■ **Task brief**: Check every line of the material below for "Glucose". Give the number of lines that have it, and only that.

■ **Dataset extract**:
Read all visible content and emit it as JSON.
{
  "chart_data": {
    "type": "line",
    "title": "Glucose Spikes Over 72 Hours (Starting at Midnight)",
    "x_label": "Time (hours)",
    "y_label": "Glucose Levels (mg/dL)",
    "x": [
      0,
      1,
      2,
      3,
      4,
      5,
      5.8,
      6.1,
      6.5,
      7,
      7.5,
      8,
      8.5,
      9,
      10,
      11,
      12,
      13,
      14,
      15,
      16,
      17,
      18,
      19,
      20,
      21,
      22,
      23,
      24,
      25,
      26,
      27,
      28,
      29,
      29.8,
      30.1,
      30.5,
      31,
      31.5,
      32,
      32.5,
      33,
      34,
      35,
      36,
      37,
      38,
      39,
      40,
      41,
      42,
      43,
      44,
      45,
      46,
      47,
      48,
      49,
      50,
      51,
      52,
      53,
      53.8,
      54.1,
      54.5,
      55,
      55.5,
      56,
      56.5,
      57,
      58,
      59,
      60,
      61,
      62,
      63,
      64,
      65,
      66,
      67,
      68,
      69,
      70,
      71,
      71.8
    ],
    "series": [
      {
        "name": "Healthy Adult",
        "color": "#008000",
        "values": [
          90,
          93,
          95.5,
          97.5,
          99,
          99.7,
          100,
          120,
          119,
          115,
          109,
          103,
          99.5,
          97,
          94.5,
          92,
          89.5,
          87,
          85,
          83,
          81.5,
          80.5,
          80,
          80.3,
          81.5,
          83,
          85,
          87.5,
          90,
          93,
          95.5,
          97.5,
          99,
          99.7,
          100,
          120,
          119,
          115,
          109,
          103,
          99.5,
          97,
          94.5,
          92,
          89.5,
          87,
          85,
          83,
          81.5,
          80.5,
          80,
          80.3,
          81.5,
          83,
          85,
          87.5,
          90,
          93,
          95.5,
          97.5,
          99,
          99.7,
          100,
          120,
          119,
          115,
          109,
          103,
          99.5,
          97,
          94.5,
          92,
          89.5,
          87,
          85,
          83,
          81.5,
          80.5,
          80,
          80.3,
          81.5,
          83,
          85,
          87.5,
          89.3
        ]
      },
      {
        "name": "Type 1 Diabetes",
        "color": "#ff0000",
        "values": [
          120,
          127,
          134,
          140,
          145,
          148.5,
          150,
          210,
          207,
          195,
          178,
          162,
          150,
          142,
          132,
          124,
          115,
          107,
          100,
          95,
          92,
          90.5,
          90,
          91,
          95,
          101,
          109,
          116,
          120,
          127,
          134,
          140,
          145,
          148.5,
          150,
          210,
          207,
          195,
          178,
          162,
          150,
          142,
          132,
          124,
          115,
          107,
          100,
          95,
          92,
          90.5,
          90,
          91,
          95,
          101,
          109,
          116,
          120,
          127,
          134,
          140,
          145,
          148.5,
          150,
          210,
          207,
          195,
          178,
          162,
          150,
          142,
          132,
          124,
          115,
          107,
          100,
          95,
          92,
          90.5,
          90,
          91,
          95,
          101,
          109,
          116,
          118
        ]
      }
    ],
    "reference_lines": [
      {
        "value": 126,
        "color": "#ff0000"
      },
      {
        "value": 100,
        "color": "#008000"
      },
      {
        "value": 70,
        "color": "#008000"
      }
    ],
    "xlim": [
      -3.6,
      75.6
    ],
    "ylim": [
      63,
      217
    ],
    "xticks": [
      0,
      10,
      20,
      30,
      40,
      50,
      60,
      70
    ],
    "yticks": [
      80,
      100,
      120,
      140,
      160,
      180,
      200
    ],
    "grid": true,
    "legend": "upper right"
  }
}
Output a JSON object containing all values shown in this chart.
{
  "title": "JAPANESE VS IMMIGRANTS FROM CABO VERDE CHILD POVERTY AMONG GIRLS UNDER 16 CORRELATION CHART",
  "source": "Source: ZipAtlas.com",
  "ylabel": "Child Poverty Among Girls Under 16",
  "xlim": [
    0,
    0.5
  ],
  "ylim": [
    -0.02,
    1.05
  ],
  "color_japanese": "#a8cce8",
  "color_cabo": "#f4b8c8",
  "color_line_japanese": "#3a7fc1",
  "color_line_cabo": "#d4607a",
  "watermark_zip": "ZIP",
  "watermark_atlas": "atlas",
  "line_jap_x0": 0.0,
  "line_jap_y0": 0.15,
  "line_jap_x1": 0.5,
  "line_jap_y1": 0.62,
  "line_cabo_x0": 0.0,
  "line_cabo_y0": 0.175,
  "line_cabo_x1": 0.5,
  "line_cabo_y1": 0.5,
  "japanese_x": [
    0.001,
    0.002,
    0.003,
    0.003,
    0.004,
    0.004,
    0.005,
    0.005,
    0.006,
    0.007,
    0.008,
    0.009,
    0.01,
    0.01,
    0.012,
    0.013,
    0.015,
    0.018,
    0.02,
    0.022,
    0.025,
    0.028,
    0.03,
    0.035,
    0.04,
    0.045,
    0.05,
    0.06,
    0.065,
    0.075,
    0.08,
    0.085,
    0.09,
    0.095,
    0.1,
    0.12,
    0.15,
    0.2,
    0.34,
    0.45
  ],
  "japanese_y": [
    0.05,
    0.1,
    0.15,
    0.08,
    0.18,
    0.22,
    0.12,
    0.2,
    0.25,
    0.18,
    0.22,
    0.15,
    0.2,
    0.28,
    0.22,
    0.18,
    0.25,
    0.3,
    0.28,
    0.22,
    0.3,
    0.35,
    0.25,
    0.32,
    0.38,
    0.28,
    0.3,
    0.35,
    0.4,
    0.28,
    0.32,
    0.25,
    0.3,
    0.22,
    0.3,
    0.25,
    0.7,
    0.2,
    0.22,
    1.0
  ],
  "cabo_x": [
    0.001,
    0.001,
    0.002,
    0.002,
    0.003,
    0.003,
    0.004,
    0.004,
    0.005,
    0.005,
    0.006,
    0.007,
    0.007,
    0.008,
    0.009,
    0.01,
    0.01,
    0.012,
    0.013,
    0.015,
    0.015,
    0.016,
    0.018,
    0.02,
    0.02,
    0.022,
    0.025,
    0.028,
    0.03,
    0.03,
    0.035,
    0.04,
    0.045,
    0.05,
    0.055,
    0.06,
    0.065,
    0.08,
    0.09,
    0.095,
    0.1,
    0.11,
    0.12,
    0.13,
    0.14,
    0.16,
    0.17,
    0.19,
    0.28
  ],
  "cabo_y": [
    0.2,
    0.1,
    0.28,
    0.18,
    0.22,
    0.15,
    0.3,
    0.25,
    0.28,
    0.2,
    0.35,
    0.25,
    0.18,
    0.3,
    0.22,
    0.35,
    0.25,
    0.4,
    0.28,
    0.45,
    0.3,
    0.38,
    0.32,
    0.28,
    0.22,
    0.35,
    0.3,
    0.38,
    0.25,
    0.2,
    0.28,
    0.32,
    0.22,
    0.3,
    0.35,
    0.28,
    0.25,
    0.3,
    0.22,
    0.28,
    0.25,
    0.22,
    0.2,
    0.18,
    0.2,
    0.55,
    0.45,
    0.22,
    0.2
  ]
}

■ **Answer to this exercise**: 2